**Aim**
For the data below, report only the number of lines containing the string "JSON".

━━━━━ Material for this task

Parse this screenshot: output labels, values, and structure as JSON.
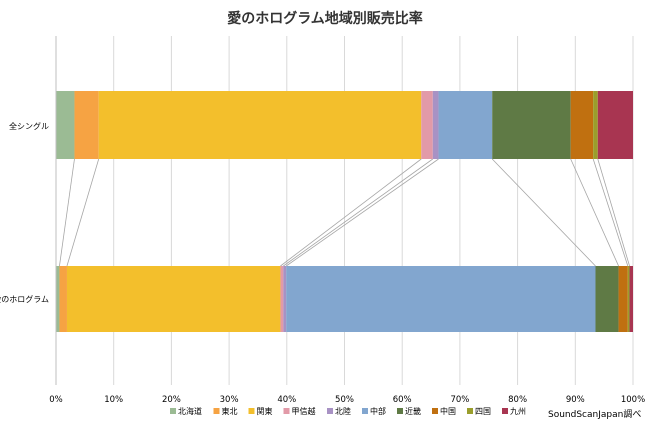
{
  "chart_data": {
    "type": "bar",
    "orientation": "horizontal",
    "stacked": "percent",
    "title": "愛のホログラム地域別販売比率",
    "categories": [
      "全シングル",
      "愛のホログラム"
    ],
    "series": [
      {
        "name": "北海道",
        "color": "#9bbb94",
        "values": [
          3.2,
          0.6
        ]
      },
      {
        "name": "東北",
        "color": "#f6a343",
        "values": [
          4.2,
          1.3
        ]
      },
      {
        "name": "関東",
        "color": "#f3bf2c",
        "values": [
          55.9,
          37.0
        ]
      },
      {
        "name": "甲信越",
        "color": "#e29aa8",
        "values": [
          2.0,
          0.5
        ]
      },
      {
        "name": "北陸",
        "color": "#a892c4",
        "values": [
          1.0,
          0.5
        ]
      },
      {
        "name": "中部",
        "color": "#82a6cf",
        "values": [
          9.3,
          53.6
        ]
      },
      {
        "name": "近畿",
        "color": "#5f7a45",
        "values": [
          13.6,
          4.0
        ]
      },
      {
        "name": "中国",
        "color": "#c07010",
        "values": [
          3.9,
          1.6
        ]
      },
      {
        "name": "四国",
        "color": "#9a9e2c",
        "values": [
          0.8,
          0.3
        ]
      },
      {
        "name": "九州",
        "color": "#a83551",
        "values": [
          6.1,
          0.6
        ]
      }
    ],
    "xlim": [
      0,
      100
    ],
    "x_ticks": [
      "0%",
      "10%",
      "20%",
      "30%",
      "40%",
      "50%",
      "60%",
      "70%",
      "80%",
      "90%",
      "100%"
    ],
    "grid": true,
    "legend_position": "bottom",
    "source_note": "SoundScanJapan調べ"
  }
}
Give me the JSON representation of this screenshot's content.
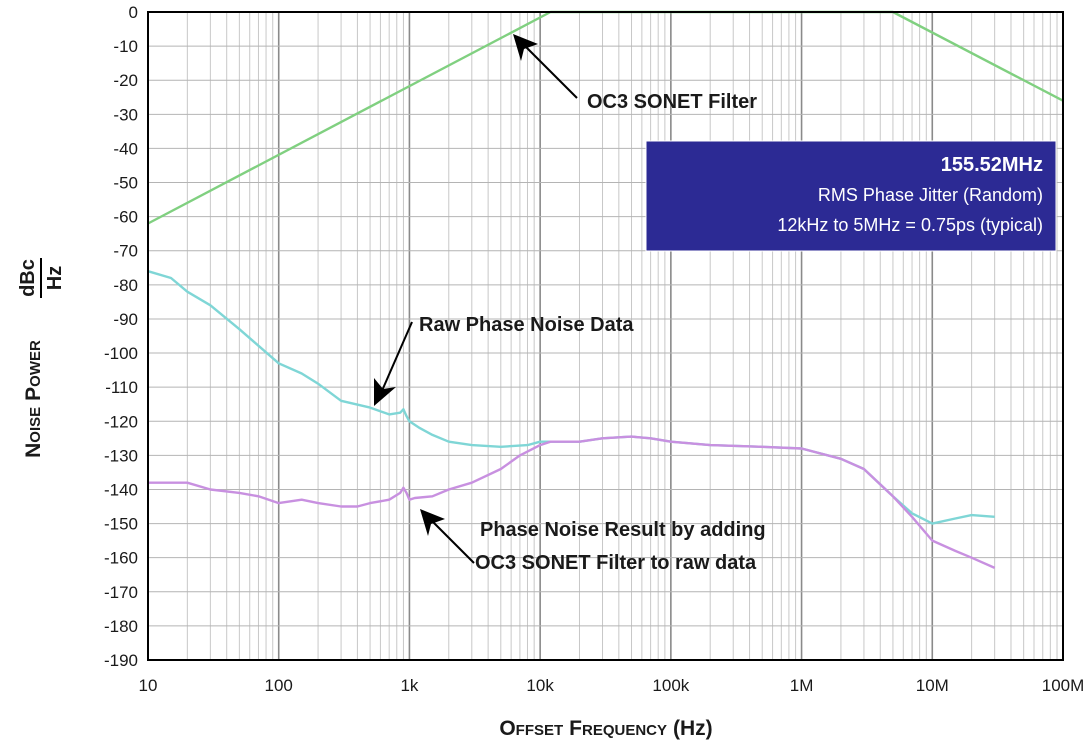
{
  "chart_data": {
    "type": "line",
    "xscale": "log",
    "xlim": [
      10,
      100000000
    ],
    "ylim": [
      -190,
      0
    ],
    "grid": true,
    "x_tick_labels": [
      "10",
      "100",
      "1k",
      "10k",
      "100k",
      "1M",
      "10M",
      "100M"
    ],
    "y_tick_labels": [
      "0",
      "-10",
      "-20",
      "-30",
      "-40",
      "-50",
      "-60",
      "-70",
      "-80",
      "-90",
      "-100",
      "-110",
      "-120",
      "-130",
      "-140",
      "-150",
      "-160",
      "-170",
      "-180",
      "-190"
    ],
    "xlabel": {
      "first_caps": [
        "O",
        "F"
      ],
      "small_caps": [
        "FFSET",
        "REQUENCY"
      ],
      "unit": "(Hz)"
    },
    "ylabel": {
      "first_caps": [
        "N",
        "P"
      ],
      "small_caps": [
        "OISE",
        "OWER"
      ],
      "unit_num": "dBc",
      "unit_den": "Hz"
    },
    "series": [
      {
        "color": "#80d080",
        "x": [
          10,
          12000,
          5000000,
          100000000
        ],
        "y": [
          -62,
          0,
          0,
          -26
        ]
      },
      {
        "color": "#7fd6d6",
        "x": [
          10,
          15,
          20,
          30,
          50,
          100,
          150,
          200,
          300,
          500,
          700,
          850,
          900,
          950,
          1000,
          1200,
          1500,
          2000,
          3000,
          5000,
          8000,
          10000,
          20000,
          30000,
          50000,
          70000,
          100000,
          200000,
          500000,
          1000000,
          2000000,
          3000000,
          5000000,
          7000000,
          10000000,
          15000000,
          20000000,
          30000000
        ],
        "y": [
          -76,
          -78,
          -82,
          -86,
          -93,
          -103,
          -106,
          -109,
          -114,
          -116,
          -118,
          -117.5,
          -116.5,
          -118.5,
          -120,
          -122,
          -124,
          -126,
          -127,
          -127.5,
          -127,
          -126,
          -126,
          -125,
          -124.5,
          -125,
          -126,
          -127,
          -127.5,
          -128,
          -131,
          -134,
          -142,
          -147,
          -150,
          -148.5,
          -147.5,
          -148
        ]
      },
      {
        "color": "#c890e0",
        "x": [
          10,
          20,
          30,
          50,
          70,
          100,
          150,
          200,
          300,
          400,
          500,
          700,
          850,
          900,
          950,
          1000,
          1100,
          1500,
          2000,
          3000,
          5000,
          7000,
          10000,
          12000,
          20000,
          30000,
          50000,
          70000,
          100000,
          200000,
          500000,
          1000000,
          2000000,
          3000000,
          5000000,
          7000000,
          10000000,
          15000000,
          20000000,
          30000000
        ],
        "y": [
          -138,
          -138,
          -140,
          -141,
          -142,
          -144,
          -143,
          -144,
          -145,
          -145,
          -144,
          -143,
          -141,
          -139.5,
          -141,
          -143,
          -142.5,
          -142,
          -140,
          -138,
          -134,
          -130,
          -127,
          -126,
          -126,
          -125,
          -124.5,
          -125,
          -126,
          -127,
          -127.5,
          -128,
          -131,
          -134,
          -142,
          -148,
          -155,
          -158,
          -160,
          -163
        ]
      }
    ],
    "annotations": [
      {
        "id": "filter",
        "lines": [
          "OC3 SONET Filter"
        ]
      },
      {
        "id": "raw",
        "lines": [
          "Raw Phase Noise Data"
        ]
      },
      {
        "id": "result",
        "lines": [
          "Phase Noise Result by adding",
          "OC3 SONET Filter to raw data"
        ]
      }
    ],
    "info_box": {
      "bg": "#2c2a94",
      "title": "155.52MHz",
      "line1": "RMS Phase Jitter  (Random)",
      "line2": "12kHz to 5MHz = 0.75ps (typical)"
    }
  }
}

━━━━━━━━━━

**Solution for this exercise**
2